**DIRECTIVE**
From the records, pick out and copy each line containing "text".

**DATA PROVIDED**
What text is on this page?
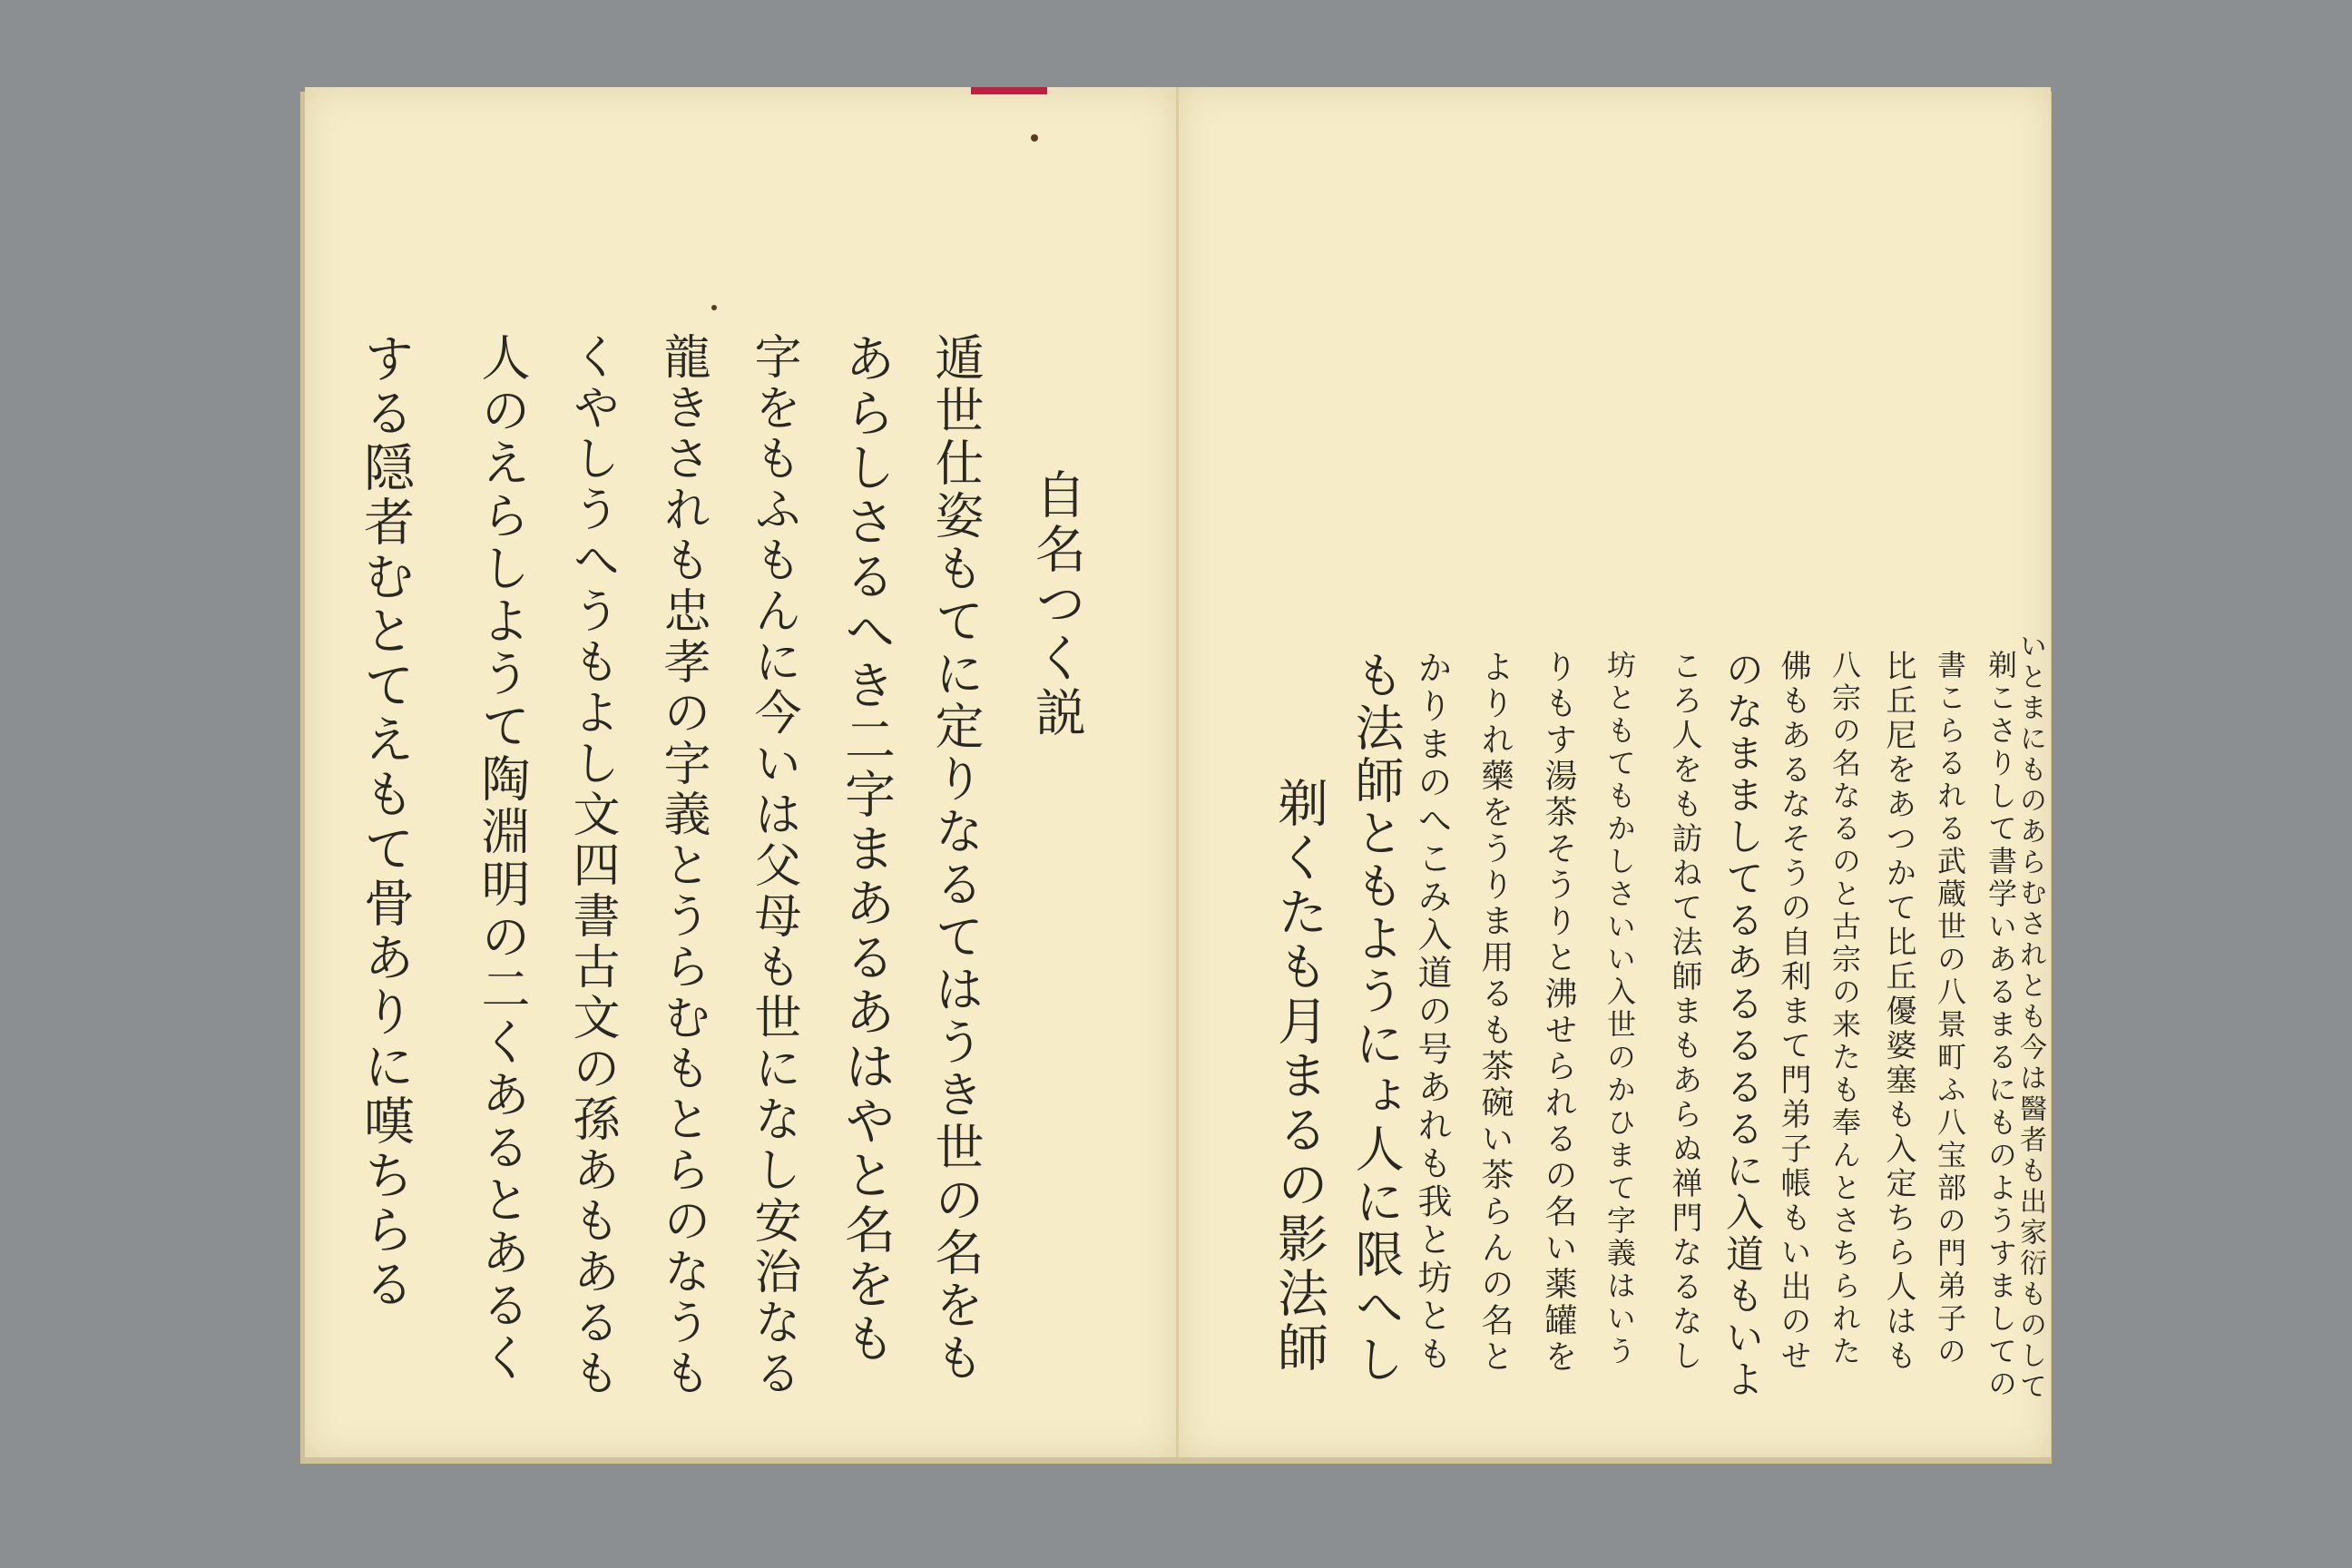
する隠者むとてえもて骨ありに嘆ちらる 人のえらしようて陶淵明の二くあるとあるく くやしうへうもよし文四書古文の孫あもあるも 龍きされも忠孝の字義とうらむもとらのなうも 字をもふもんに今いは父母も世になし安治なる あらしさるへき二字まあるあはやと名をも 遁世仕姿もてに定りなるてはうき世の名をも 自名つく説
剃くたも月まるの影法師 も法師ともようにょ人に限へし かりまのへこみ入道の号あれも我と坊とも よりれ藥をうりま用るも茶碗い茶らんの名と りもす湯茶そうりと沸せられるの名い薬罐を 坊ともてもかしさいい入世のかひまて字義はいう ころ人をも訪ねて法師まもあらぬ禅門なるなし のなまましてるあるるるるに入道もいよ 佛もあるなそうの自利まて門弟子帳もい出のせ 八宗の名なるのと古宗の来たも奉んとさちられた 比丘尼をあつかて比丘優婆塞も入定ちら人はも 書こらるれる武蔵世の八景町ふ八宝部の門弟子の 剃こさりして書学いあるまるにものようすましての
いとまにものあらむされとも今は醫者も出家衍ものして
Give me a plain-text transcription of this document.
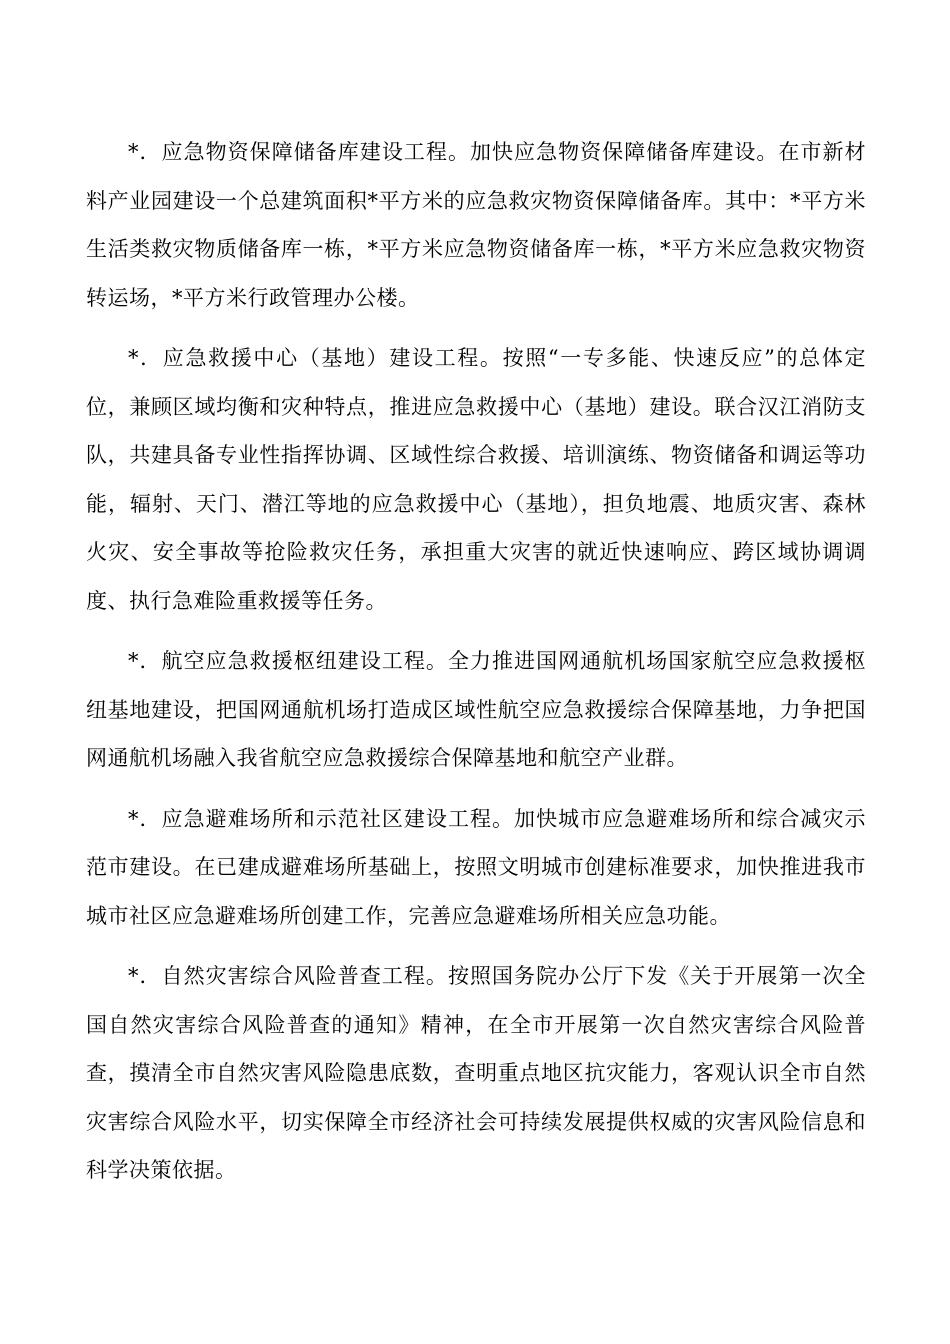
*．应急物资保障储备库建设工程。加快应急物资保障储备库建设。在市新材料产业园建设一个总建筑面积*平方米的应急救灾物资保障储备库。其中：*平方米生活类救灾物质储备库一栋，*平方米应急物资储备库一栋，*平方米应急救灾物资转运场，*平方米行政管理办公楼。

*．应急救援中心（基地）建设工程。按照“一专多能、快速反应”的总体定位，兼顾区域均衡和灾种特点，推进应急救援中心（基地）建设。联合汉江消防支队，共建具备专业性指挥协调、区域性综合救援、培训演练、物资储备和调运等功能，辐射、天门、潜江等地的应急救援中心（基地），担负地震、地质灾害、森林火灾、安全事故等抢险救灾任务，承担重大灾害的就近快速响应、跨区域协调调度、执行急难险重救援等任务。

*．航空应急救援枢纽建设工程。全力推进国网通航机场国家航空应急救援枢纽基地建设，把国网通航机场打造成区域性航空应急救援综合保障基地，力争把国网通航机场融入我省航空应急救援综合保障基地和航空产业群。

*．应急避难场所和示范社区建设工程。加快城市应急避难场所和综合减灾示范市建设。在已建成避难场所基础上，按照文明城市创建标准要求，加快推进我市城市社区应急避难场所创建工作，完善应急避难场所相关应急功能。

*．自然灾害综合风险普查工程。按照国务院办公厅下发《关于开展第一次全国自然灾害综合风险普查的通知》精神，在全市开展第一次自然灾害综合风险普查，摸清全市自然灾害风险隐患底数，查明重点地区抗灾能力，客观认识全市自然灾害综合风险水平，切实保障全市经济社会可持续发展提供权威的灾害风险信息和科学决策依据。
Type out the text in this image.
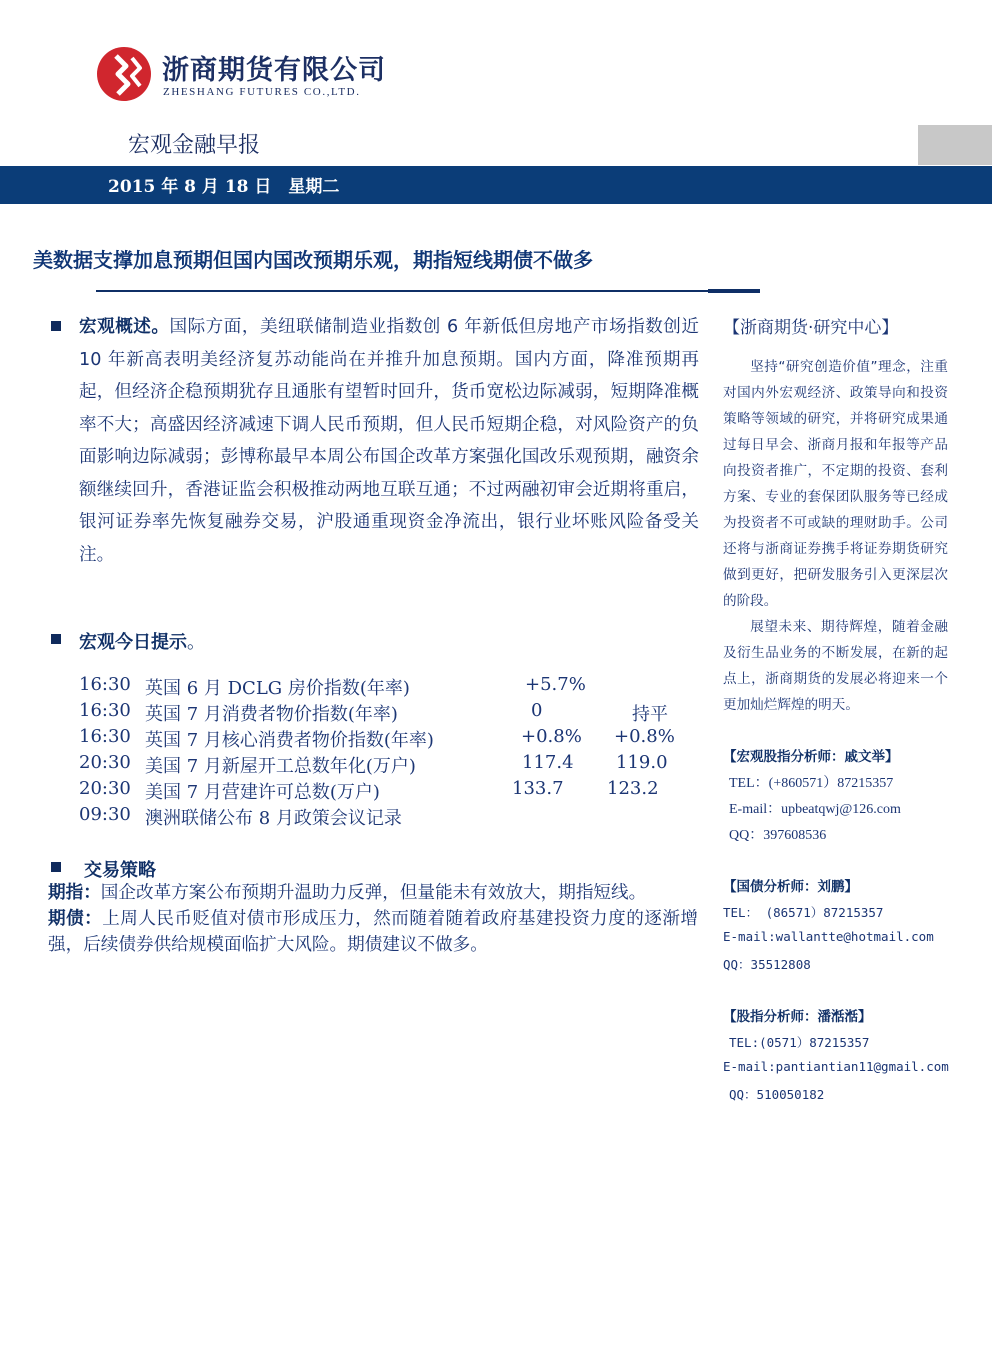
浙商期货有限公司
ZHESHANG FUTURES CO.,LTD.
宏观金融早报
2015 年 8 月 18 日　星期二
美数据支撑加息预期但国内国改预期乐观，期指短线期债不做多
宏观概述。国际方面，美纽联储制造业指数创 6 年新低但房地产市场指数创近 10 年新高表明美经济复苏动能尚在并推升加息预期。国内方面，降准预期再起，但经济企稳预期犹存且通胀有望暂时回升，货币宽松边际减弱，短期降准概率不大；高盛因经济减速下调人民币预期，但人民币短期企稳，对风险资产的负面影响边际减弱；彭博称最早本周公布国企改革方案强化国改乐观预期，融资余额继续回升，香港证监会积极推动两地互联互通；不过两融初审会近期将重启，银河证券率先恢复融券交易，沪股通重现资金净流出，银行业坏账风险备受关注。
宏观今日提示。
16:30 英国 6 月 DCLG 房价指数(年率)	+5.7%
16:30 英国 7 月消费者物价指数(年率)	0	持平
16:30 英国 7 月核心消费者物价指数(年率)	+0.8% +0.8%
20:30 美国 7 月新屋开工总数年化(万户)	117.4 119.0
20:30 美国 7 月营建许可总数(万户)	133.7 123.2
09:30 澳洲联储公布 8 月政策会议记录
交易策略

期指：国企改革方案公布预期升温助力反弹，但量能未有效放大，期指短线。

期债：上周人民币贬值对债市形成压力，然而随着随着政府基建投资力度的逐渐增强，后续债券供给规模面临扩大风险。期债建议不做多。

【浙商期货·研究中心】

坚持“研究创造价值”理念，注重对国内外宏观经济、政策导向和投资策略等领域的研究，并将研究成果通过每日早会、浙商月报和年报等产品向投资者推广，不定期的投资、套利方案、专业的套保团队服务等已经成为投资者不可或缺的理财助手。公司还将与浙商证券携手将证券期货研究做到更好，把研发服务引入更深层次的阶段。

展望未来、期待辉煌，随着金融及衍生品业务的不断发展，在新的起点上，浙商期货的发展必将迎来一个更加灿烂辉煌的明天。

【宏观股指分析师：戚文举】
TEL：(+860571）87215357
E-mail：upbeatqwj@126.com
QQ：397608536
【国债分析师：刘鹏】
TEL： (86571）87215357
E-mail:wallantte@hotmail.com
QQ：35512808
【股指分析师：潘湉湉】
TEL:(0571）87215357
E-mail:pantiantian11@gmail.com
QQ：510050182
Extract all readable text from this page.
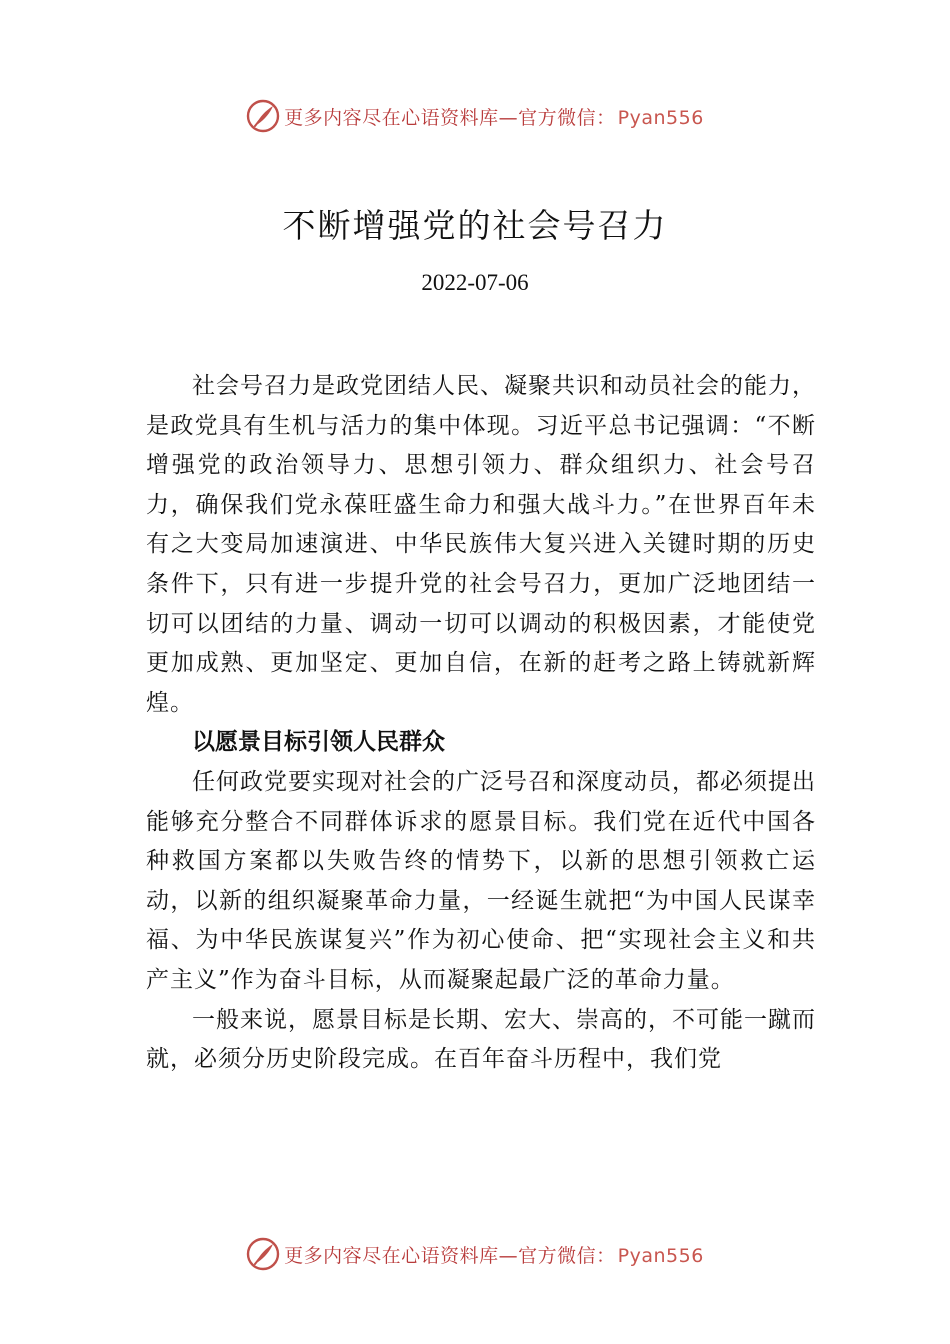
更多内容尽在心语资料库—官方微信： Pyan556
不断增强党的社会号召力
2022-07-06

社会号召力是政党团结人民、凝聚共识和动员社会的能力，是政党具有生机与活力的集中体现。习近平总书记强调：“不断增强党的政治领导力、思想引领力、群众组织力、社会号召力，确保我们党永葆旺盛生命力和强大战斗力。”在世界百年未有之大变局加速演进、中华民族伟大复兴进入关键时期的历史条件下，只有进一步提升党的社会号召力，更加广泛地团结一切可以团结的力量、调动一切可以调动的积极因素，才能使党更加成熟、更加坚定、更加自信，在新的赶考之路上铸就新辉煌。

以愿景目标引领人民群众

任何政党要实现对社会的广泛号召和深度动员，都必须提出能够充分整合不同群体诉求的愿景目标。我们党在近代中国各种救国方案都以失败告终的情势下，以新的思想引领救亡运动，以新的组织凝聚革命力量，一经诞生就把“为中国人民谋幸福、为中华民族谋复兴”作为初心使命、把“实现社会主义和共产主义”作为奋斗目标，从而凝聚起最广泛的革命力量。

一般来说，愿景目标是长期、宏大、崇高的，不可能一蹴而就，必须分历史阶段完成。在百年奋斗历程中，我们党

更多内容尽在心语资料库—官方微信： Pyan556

**OUTPUT OF THE TASK**
What text is on this page?
Give me a plain-text transcription of this document.
Type out the text in this image.
Extract all readable text from this page.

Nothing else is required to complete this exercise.